What is expected: Gather up the lines that contain "Stochastics".

::: Records provided

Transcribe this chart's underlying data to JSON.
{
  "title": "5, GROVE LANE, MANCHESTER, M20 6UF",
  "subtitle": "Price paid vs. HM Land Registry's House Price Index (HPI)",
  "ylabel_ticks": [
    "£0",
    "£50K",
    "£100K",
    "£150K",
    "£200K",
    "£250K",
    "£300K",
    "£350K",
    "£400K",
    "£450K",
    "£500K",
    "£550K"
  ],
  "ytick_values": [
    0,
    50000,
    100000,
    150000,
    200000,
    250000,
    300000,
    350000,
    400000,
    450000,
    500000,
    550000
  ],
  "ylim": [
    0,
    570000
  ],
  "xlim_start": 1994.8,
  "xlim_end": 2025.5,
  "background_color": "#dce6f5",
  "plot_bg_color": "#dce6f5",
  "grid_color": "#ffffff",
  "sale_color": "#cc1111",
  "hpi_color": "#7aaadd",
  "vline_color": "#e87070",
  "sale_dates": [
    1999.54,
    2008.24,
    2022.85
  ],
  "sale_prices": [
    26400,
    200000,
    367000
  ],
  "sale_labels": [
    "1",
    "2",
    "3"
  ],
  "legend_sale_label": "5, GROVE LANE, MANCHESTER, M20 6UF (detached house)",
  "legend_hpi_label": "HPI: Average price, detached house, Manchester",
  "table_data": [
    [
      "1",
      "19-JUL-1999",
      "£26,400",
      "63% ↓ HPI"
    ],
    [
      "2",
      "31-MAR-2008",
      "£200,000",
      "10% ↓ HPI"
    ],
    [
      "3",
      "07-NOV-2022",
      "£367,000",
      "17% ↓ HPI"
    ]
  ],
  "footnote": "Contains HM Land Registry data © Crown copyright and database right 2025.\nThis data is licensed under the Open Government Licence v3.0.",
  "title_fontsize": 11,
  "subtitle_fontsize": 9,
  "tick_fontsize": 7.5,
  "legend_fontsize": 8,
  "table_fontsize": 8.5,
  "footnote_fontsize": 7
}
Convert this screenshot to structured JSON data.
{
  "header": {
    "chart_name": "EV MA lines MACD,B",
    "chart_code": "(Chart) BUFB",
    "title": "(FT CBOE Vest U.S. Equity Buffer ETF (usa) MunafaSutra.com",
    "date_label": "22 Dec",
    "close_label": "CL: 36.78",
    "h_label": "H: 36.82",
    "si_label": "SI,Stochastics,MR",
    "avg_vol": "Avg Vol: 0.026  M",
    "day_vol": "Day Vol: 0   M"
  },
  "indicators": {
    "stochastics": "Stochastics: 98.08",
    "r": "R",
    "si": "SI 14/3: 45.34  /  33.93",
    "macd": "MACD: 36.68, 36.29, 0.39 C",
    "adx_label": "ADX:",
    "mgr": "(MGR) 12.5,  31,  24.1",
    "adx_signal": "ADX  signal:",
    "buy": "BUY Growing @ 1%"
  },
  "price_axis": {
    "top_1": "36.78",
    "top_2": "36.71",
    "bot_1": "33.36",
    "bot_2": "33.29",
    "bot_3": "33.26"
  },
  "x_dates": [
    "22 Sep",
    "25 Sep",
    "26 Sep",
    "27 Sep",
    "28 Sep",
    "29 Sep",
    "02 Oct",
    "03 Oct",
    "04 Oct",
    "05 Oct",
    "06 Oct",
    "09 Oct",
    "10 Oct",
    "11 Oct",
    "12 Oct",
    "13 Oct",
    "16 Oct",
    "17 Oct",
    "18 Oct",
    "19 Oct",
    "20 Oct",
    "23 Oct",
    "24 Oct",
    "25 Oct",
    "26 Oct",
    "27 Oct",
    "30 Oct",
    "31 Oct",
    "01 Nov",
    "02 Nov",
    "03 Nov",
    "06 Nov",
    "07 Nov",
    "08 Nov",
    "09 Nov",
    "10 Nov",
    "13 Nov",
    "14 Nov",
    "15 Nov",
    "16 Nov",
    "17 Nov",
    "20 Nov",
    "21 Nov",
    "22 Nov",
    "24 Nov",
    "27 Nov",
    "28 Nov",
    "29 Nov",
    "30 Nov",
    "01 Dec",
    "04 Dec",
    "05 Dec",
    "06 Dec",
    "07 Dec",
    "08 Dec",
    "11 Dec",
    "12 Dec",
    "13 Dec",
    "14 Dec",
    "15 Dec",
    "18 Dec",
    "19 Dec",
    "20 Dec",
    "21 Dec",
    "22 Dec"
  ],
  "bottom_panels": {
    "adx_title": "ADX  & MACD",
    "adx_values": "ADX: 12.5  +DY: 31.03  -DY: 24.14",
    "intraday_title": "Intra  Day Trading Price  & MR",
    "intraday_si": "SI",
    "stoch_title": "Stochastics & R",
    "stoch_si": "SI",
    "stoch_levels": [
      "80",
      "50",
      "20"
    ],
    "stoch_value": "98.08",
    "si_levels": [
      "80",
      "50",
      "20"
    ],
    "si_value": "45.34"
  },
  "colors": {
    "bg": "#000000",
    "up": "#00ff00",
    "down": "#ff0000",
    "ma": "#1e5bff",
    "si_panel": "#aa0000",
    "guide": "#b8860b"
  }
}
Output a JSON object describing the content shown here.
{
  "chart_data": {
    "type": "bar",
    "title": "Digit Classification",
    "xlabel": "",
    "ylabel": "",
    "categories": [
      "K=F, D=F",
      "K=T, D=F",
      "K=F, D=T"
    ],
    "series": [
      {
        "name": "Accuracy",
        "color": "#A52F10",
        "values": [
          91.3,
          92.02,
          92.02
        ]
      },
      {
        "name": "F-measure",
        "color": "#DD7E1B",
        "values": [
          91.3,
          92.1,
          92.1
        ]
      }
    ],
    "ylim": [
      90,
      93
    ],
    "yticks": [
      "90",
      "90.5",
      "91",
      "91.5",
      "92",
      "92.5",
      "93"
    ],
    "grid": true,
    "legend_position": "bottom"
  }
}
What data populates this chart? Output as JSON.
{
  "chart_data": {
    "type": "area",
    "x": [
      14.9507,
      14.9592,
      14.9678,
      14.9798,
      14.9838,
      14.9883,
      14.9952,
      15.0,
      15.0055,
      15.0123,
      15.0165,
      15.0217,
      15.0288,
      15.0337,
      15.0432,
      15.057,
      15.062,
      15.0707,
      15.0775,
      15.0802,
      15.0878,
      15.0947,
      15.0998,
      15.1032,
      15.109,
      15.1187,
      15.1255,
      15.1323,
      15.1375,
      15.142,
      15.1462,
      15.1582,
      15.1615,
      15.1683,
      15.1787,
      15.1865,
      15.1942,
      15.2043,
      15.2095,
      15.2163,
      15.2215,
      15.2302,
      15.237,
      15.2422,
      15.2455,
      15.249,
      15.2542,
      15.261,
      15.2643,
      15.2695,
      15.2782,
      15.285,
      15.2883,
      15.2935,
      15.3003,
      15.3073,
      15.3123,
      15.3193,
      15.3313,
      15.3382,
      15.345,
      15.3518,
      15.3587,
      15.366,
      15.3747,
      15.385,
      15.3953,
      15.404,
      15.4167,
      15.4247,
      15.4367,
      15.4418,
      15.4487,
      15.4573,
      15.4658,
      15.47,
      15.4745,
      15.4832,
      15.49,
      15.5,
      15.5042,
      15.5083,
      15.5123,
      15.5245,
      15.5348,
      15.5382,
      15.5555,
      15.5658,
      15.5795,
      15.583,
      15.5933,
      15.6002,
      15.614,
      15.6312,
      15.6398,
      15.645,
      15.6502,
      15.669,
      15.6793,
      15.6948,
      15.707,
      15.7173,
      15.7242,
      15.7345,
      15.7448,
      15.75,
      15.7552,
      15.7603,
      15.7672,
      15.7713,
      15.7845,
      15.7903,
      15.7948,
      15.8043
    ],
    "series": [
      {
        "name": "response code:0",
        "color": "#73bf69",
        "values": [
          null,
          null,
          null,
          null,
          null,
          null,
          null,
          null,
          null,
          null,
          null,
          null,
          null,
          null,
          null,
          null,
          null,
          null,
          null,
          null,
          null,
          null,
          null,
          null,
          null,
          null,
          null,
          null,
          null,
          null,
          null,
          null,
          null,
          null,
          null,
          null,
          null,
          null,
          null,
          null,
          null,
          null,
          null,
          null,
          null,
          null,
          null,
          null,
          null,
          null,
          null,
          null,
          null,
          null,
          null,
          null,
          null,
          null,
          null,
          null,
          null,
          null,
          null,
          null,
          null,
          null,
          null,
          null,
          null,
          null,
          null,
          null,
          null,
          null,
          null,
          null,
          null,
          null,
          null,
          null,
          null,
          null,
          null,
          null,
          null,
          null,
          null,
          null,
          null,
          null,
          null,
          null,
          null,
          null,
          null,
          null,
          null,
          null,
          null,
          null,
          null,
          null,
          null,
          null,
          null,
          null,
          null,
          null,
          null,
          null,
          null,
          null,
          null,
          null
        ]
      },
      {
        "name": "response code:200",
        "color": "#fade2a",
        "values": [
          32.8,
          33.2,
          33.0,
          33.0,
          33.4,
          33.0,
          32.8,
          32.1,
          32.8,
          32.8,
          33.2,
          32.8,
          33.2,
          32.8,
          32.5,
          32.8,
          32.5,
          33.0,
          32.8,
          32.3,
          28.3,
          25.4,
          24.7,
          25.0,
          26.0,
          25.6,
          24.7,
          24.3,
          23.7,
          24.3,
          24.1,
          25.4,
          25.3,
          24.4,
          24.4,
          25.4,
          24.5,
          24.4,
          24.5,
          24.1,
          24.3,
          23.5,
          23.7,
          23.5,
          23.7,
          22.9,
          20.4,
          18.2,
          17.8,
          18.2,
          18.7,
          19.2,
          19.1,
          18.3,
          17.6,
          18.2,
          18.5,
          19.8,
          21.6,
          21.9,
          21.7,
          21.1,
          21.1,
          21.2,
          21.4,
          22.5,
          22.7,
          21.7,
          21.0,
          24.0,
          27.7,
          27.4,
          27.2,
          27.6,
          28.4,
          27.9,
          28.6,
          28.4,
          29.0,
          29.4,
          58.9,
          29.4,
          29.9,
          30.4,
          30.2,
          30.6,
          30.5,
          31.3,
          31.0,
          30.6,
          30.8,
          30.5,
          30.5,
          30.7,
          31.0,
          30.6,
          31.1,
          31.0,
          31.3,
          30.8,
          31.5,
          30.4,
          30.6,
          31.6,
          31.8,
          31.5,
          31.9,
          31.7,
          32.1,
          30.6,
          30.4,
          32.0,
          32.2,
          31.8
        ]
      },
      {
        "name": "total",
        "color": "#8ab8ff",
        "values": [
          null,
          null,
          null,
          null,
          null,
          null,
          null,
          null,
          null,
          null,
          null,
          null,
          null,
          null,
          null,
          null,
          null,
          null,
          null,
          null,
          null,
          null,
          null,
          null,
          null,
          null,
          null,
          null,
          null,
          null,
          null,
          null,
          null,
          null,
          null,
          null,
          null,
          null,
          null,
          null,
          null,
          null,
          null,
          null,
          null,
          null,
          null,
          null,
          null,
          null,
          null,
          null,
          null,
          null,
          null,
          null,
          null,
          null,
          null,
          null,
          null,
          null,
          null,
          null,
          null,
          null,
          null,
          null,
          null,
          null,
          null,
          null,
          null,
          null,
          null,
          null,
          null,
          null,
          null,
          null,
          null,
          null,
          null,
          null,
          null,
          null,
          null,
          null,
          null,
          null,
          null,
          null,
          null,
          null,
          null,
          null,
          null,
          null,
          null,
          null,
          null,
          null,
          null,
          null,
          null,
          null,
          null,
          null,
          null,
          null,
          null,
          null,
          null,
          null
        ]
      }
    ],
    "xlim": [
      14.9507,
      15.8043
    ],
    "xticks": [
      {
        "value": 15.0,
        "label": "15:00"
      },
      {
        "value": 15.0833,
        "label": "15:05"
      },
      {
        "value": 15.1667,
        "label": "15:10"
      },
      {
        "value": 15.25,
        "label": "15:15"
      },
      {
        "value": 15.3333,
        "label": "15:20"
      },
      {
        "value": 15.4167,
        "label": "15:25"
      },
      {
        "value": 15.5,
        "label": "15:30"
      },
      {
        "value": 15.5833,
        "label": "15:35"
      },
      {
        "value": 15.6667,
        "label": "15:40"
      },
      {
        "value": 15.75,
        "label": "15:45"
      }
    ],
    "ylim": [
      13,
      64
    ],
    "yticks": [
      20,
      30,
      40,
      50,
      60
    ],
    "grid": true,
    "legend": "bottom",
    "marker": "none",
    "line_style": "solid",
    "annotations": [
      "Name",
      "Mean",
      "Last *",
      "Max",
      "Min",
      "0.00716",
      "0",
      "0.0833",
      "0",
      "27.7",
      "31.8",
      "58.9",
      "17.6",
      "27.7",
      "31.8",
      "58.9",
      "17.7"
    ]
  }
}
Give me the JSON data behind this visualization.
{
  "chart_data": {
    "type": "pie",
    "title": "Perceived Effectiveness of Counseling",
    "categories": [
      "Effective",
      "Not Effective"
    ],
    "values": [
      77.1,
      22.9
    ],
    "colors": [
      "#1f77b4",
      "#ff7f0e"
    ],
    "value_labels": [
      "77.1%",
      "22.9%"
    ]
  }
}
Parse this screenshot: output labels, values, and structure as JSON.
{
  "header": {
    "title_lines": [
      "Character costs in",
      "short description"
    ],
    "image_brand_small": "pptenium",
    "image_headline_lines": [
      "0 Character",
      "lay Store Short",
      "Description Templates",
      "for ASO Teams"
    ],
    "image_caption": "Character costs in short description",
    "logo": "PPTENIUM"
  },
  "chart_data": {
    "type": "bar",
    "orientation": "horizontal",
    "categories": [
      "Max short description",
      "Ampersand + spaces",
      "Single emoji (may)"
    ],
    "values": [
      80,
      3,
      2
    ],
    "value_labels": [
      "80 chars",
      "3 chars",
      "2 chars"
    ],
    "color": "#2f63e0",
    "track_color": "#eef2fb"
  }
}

::::::

Correct result:
    "si_label": "SI,Stochastics,MR",
    "stochastics": "Stochastics: 98.08",
    "stoch_title": "Stochastics & R",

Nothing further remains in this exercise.